# PROBLEM REQUIREMENTS:
Recast everything from the line containing "point [1440,571,1453,585]" down to the line containing "y-tick-label: 0 [173,620,181,636]", both included, as a Markdown table with columns Idx and Line. Give each row a sequential number and omit blank lines.

— START INFORMATION GIVEN —

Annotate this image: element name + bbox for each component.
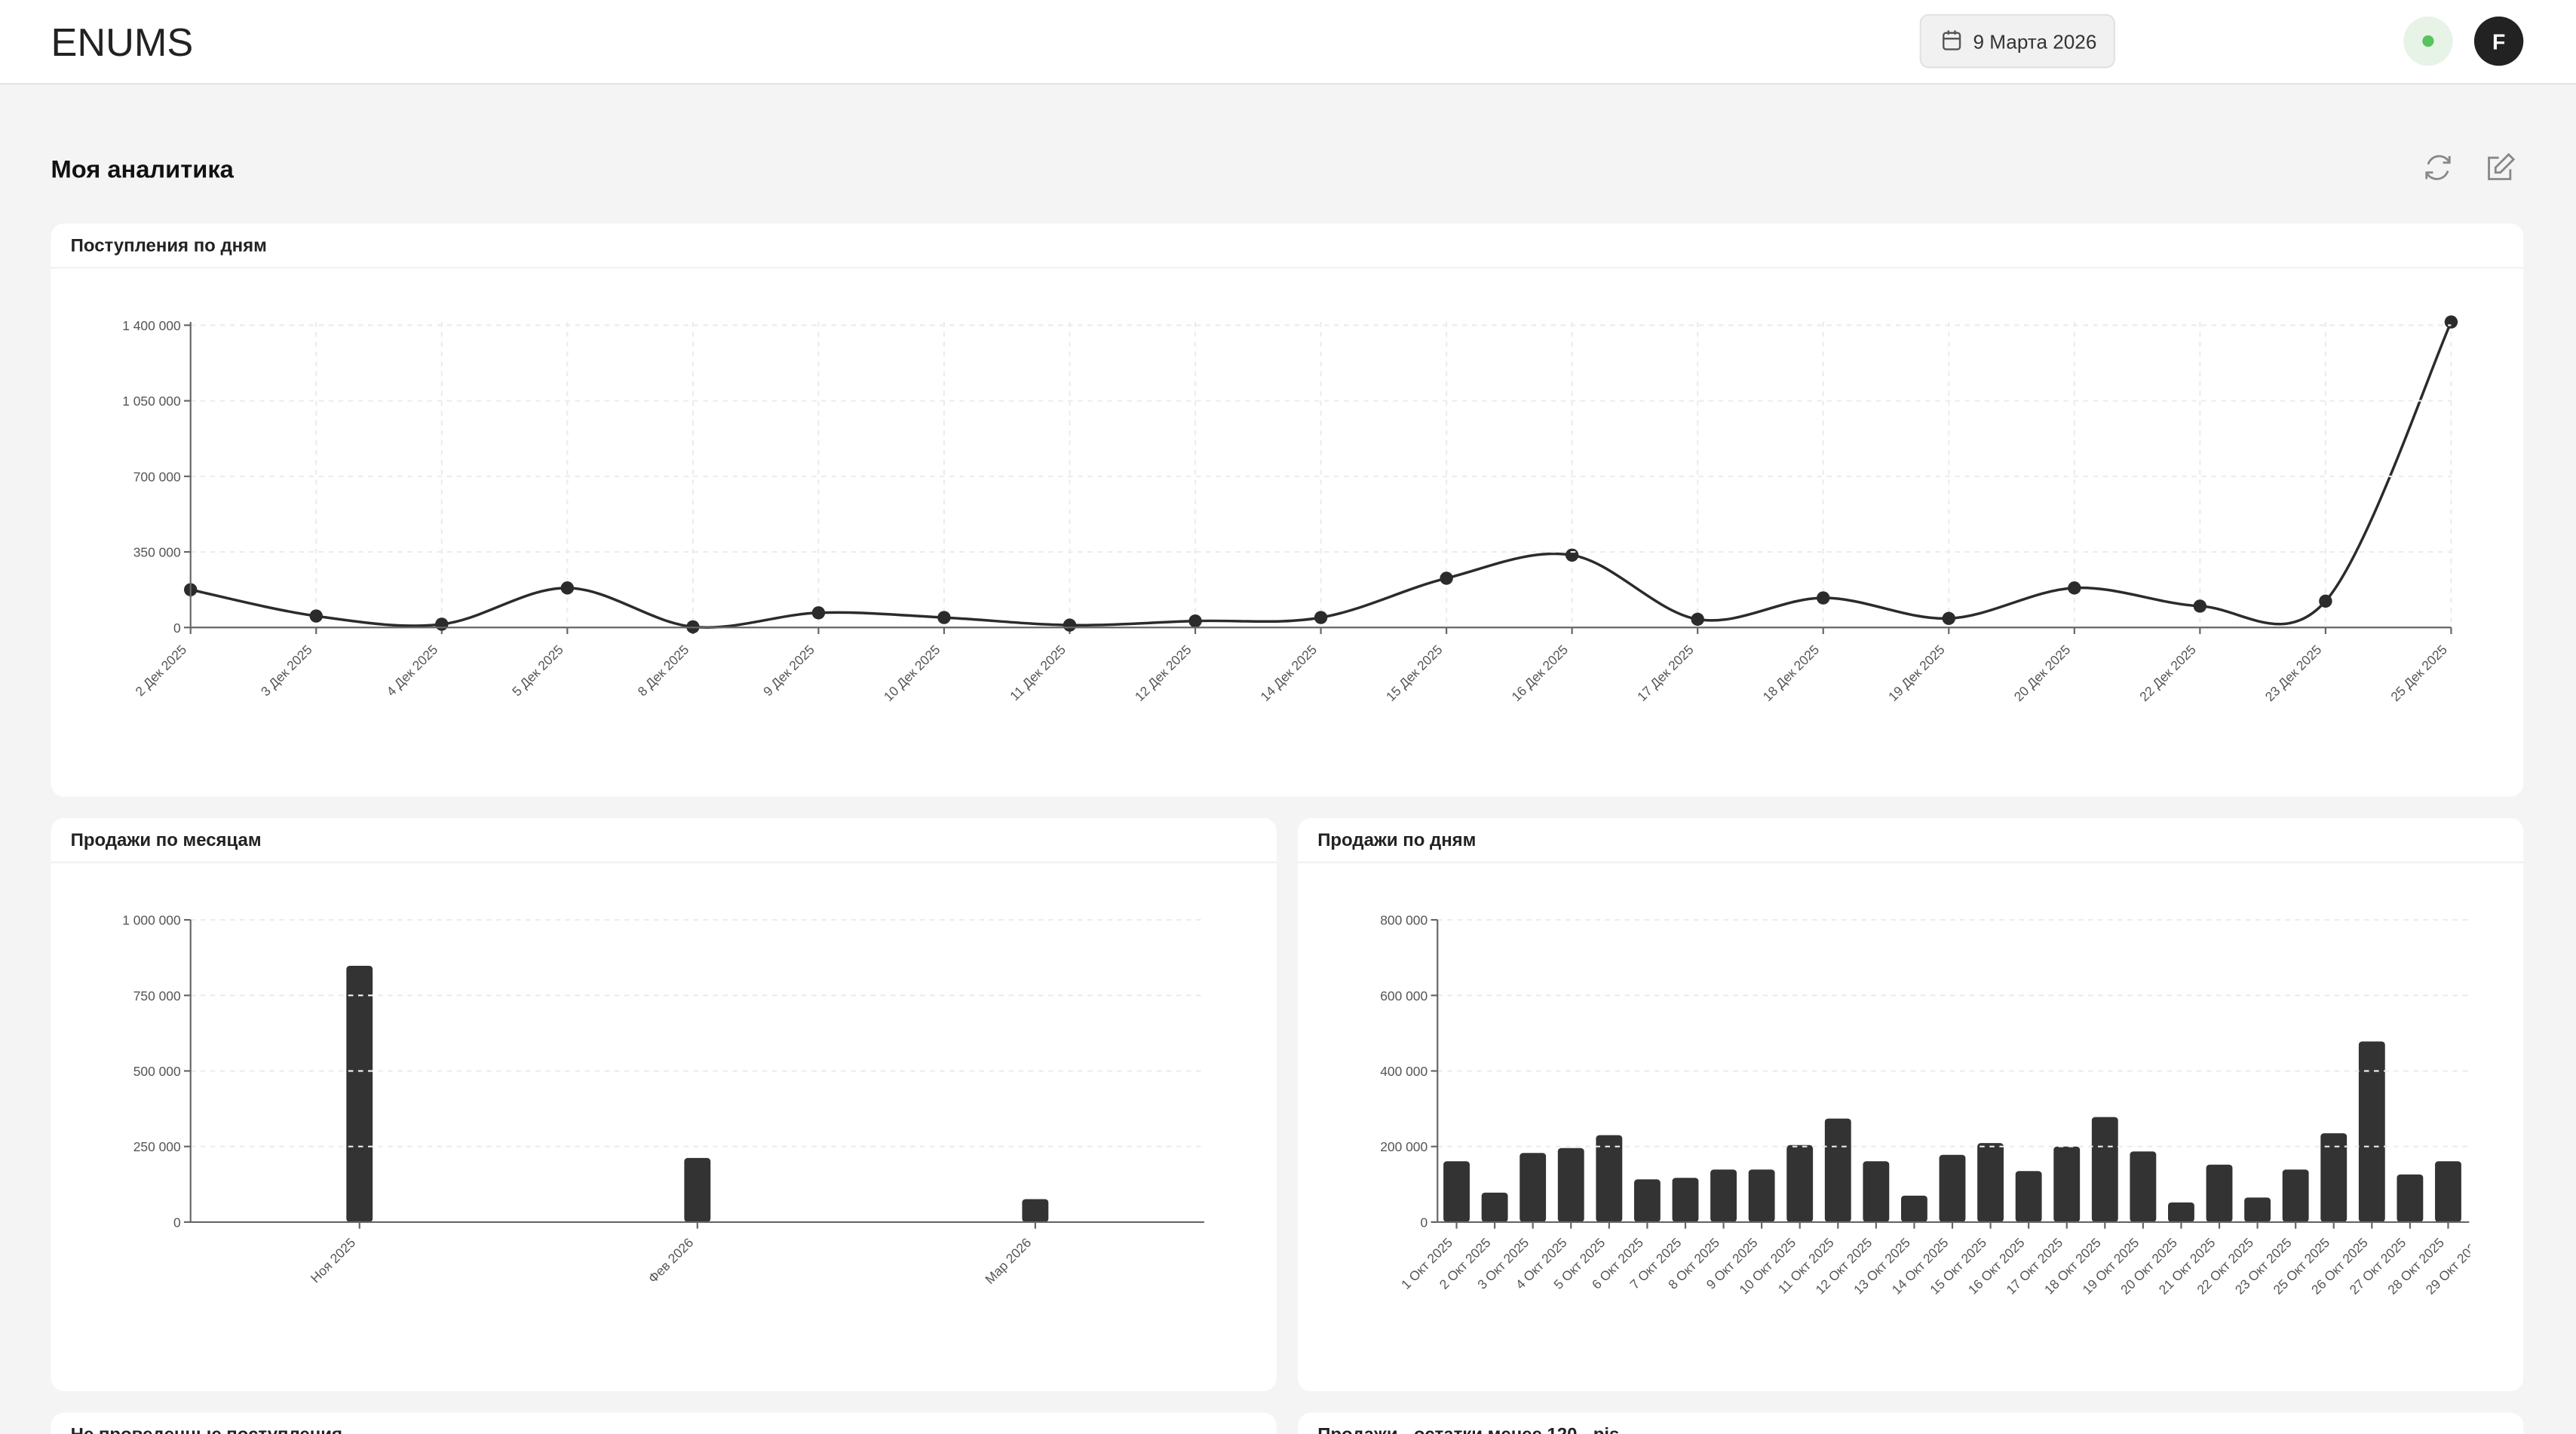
point [1440,571,1453,585]
card [1298,817,2524,1392]
point [1188,614,1202,628]
bar [2244,1197,2271,1222]
bar [1443,1161,1470,1222]
y-tick-label: 1 000 000 [122,913,180,928]
bar [2320,1133,2348,1222]
y-tick-label: 350 000 [133,545,181,560]
point [560,581,575,595]
y-tick-label: 700 000 [133,469,181,484]
card-title: Продажи по дням [1317,830,1476,850]
card-title: Не проведенные поступления [71,1425,342,1434]
bar [2397,1174,2424,1222]
y-tick-label: 600 000 [1380,988,1428,1003]
y-tick-label: 0 [173,1215,181,1230]
calendar-icon [1943,30,1961,51]
bar [2091,1117,2118,1222]
point [1063,618,1077,632]
point [2068,581,2081,595]
bar [2053,1146,2081,1222]
bar [2015,1171,2042,1222]
point [937,611,951,624]
point [2193,599,2207,613]
point [1314,611,1328,624]
bar [1520,1153,1547,1222]
bar [684,1157,711,1222]
bar [1481,1192,1508,1222]
point [309,609,323,623]
bar [2358,1041,2385,1222]
bar [1748,1169,1775,1222]
bar [1022,1199,1049,1222]
card [51,817,1277,1392]
y-tick-label: 0 [173,620,181,636]
card-title: Продажи - остатки менее 120 - pjs [1317,1425,1619,1434]
avatar[interactable] [2473,16,2524,66]
bar [1977,1143,2004,1222]
point [1942,611,1955,625]
card [51,1412,1277,1434]
card-title: Продажи по месяцам [71,830,262,850]
y-tick-label: 400 000 [1380,1064,1428,1079]
y-tick-label: 250 000 [133,1139,181,1154]
bar [2130,1151,2157,1222]
y-tick-label: 200 000 [1380,1139,1428,1154]
bar [1786,1144,1814,1222]
y-tick-label: 500 000 [133,1064,181,1079]
bar [1900,1195,1927,1222]
bar [1633,1179,1661,1222]
card-title: Поступления по дням [71,235,267,256]
y-tick-label: 750 000 [133,988,181,1003]
point [1691,612,1704,627]
card [51,223,2524,797]
point [1817,591,1830,605]
edit-icon[interactable] [2488,152,2516,180]
avatar-letter: F [2492,30,2505,54]
logo[interactable]: ENUMS [51,21,194,65]
date-label: 9 Марта 2026 [1973,30,2096,53]
bar [1824,1118,1851,1222]
date-picker[interactable] [1919,14,2115,69]
point [1565,548,1579,562]
bar [1557,1148,1584,1222]
point [2319,594,2332,608]
point [811,606,826,620]
bar [2206,1164,2233,1222]
bar [1710,1169,1737,1222]
point [435,617,449,631]
bar [1596,1135,1623,1222]
bar [2282,1169,2309,1222]
page-title: Моя аналитика [51,155,235,182]
header-bar [0,0,2576,84]
bar [1939,1154,1966,1222]
y-tick-label: 1 400 000 [122,318,180,333]
y-tick-label: 0 [1420,1215,1428,1230]
bar [2435,1161,2461,1222]
bar [346,965,373,1222]
y-tick-label: 1 050 000 [122,394,180,409]
bar [1672,1178,1699,1222]
status-dot [2422,35,2434,47]
card [1298,1412,2524,1434]
refresh-icon[interactable] [2425,155,2451,180]
bar [1863,1161,1890,1222]
bar [2168,1202,2194,1222]
y-tick-label: 800 000 [1380,913,1428,928]
point [2444,315,2458,329]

— END INFORMATION GIVEN —

# TASK SOLUTION:
| Idx | Line |
|---|---|
| 1 | point [1440,571,1453,585] |
| 2 | card [1298,817,2524,1392] |
| 3 | point [1188,614,1202,628] |
| 4 | bar [2244,1197,2271,1222] |
| 5 | bar [1443,1161,1470,1222] |
| 6 | y-tick-label: 1 000 000 [122,913,180,928] |
| 7 | bar [2320,1133,2348,1222] |
| 8 | y-tick-label: 350 000 [133,545,181,560] |
| 9 | point [560,581,575,595] |
| 10 | y-tick-label: 700 000 [133,469,181,484] |
| 11 | card-title: Продажи по дням [1317,830,1476,850] |
| 12 | card-title: Не проведенные поступления [71,1425,342,1434] |
| 13 | bar [2397,1174,2424,1222] |
| 14 | y-tick-label: 600 000 [1380,988,1428,1003] |
| 15 | y-tick-label: 0 [173,1215,181,1230] |
| 16 | calendar-icon [1943,30,1961,51] |
| 17 | bar [2091,1117,2118,1222] |
| 18 | point [1063,618,1077,632] |
| 19 | point [2068,581,2081,595] |
| 20 | bar [2053,1146,2081,1222] |
| 21 | bar [2015,1171,2042,1222] |
| 22 | point [937,611,951,624] |
| 23 | point [2193,599,2207,613] |
| 24 | point [1314,611,1328,624] |
| 25 | bar [1520,1153,1547,1222] |
| 26 | bar [684,1157,711,1222] |
| 27 | bar [1481,1192,1508,1222] |
| 28 | point [309,609,323,623] |
| 29 | bar [2358,1041,2385,1222] |
| 30 | bar [1748,1169,1775,1222] |
| 31 | bar [1022,1199,1049,1222] |
| 32 | card [51,817,1277,1392] |
| 33 | y-tick-label: 0 [173,620,181,636] |